Find the line that contains "Decode this image". Then set down that line and all the lines after it, to the end of the records, exactly and with nothing added.

** begin DATASET EXCERPTS **

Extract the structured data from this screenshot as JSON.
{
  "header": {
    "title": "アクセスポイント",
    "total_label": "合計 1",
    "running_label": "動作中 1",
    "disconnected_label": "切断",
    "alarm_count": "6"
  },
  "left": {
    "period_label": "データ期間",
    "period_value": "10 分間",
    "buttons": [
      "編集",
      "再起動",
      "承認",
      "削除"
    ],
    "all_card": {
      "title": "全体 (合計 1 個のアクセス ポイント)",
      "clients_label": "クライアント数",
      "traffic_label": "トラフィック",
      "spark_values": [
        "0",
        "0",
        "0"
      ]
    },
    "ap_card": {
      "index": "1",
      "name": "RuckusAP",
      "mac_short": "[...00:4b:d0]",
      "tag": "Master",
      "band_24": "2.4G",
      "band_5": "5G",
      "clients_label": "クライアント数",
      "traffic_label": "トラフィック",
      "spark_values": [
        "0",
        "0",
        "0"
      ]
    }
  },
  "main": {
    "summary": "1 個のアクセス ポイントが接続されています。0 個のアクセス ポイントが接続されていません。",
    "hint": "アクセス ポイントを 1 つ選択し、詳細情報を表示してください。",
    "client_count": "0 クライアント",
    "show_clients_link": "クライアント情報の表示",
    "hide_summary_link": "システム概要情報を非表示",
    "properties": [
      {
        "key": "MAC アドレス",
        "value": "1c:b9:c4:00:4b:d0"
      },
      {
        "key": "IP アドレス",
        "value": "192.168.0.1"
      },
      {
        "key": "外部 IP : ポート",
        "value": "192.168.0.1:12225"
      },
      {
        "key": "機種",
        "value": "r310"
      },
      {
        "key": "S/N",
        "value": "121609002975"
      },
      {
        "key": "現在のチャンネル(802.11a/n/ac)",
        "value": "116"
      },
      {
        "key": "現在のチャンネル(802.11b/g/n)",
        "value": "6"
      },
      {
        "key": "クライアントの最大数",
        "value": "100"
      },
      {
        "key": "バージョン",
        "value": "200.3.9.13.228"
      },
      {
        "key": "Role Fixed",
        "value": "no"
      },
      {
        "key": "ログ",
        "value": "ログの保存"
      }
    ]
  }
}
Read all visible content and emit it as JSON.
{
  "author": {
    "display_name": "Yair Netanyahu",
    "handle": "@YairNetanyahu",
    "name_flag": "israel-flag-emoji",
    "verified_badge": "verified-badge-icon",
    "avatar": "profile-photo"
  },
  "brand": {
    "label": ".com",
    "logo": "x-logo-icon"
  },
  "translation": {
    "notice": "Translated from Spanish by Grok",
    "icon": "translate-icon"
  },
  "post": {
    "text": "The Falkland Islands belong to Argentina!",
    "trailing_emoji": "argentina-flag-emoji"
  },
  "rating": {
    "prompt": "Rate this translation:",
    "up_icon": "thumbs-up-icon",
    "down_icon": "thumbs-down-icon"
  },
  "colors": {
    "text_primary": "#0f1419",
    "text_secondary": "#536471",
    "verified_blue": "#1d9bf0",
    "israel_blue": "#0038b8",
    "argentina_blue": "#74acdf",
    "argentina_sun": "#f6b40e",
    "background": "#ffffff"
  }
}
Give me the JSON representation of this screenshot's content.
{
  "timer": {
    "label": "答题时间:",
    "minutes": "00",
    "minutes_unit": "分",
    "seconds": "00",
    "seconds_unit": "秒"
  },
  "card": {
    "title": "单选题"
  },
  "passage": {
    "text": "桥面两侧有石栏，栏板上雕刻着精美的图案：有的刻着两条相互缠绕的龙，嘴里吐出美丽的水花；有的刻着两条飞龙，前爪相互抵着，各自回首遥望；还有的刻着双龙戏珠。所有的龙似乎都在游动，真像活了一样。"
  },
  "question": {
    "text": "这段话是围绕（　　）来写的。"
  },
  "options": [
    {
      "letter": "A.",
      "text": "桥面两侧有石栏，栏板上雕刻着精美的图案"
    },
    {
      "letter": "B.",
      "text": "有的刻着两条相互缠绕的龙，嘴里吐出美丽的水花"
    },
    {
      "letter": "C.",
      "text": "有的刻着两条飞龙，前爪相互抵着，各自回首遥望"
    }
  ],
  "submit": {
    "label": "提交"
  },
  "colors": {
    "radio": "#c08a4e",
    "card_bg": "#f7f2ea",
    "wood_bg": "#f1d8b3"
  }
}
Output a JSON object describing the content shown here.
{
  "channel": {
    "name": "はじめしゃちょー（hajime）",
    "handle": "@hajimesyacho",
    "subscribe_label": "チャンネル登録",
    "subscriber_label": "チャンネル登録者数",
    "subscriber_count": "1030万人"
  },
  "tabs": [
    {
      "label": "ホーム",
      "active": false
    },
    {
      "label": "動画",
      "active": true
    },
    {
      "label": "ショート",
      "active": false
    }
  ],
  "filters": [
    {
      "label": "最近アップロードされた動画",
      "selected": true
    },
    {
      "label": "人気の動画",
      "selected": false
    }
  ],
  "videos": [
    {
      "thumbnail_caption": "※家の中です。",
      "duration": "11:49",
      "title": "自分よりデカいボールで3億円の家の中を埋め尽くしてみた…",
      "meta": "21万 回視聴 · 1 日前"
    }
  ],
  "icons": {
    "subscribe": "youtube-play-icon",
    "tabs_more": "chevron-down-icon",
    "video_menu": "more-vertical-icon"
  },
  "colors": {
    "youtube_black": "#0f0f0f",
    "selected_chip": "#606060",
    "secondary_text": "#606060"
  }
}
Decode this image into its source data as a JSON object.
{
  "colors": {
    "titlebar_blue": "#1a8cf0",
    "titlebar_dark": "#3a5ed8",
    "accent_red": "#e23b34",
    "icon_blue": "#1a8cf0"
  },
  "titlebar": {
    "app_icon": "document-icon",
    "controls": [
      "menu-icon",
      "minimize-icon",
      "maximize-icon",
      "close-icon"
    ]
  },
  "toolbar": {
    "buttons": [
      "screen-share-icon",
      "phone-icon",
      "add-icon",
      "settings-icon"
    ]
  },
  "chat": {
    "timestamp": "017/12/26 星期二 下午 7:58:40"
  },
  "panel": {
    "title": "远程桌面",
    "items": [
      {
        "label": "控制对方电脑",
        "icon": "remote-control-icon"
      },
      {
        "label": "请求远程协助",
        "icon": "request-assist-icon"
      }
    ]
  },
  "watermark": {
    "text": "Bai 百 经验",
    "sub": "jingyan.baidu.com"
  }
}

** end DATASET EXCERPTS **

▸ TASK ANSWER
Decode this image into its source data as a JSON object.
{
  "colors": {
    "titlebar_blue": "#1a8cf0",
    "titlebar_dark": "#3a5ed8",
    "accent_red": "#e23b34",
    "icon_blue": "#1a8cf0"
  },
  "titlebar": {
    "app_icon": "document-icon",
    "controls": [
      "menu-icon",
      "minimize-icon",
      "maximize-icon",
      "close-icon"
    ]
  },
  "toolbar": {
    "buttons": [
      "screen-share-icon",
      "phone-icon",
      "add-icon",
      "settings-icon"
    ]
  },
  "chat": {
    "timestamp": "017/12/26 星期二 下午 7:58:40"
  },
  "panel": {
    "title": "远程桌面",
    "items": [
      {
        "label": "控制对方电脑",
        "icon": "remote-control-icon"
      },
      {
        "label": "请求远程协助",
        "icon": "request-assist-icon"
      }
    ]
  },
  "watermark": {
    "text": "Bai 百 经验",
    "sub": "jingyan.baidu.com"
  }
}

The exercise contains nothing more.